Collected data

+ + + + +

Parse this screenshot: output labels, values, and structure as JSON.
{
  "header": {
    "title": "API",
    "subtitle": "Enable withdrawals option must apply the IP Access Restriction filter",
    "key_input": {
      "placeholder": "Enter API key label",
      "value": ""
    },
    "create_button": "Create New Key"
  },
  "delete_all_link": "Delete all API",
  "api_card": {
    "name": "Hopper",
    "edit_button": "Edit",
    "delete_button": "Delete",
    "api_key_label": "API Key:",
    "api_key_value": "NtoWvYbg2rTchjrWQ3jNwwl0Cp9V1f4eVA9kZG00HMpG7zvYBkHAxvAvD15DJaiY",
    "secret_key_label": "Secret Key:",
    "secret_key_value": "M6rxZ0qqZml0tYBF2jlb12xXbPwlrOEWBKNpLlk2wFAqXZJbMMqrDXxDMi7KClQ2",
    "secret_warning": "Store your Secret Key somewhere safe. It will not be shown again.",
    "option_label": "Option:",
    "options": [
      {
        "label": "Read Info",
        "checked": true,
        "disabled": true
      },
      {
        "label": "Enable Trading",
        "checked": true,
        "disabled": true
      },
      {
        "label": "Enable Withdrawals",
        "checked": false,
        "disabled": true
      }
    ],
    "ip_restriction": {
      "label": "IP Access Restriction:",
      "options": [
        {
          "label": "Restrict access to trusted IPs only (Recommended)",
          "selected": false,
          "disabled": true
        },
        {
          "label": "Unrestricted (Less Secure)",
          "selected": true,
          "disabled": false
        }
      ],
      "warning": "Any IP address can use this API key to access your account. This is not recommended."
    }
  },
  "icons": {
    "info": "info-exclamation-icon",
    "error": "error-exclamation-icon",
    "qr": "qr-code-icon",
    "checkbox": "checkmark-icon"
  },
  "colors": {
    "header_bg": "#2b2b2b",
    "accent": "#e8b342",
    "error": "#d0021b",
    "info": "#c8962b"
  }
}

+ + + + +

Report the number of lines that contain "Enable", with no other words.

3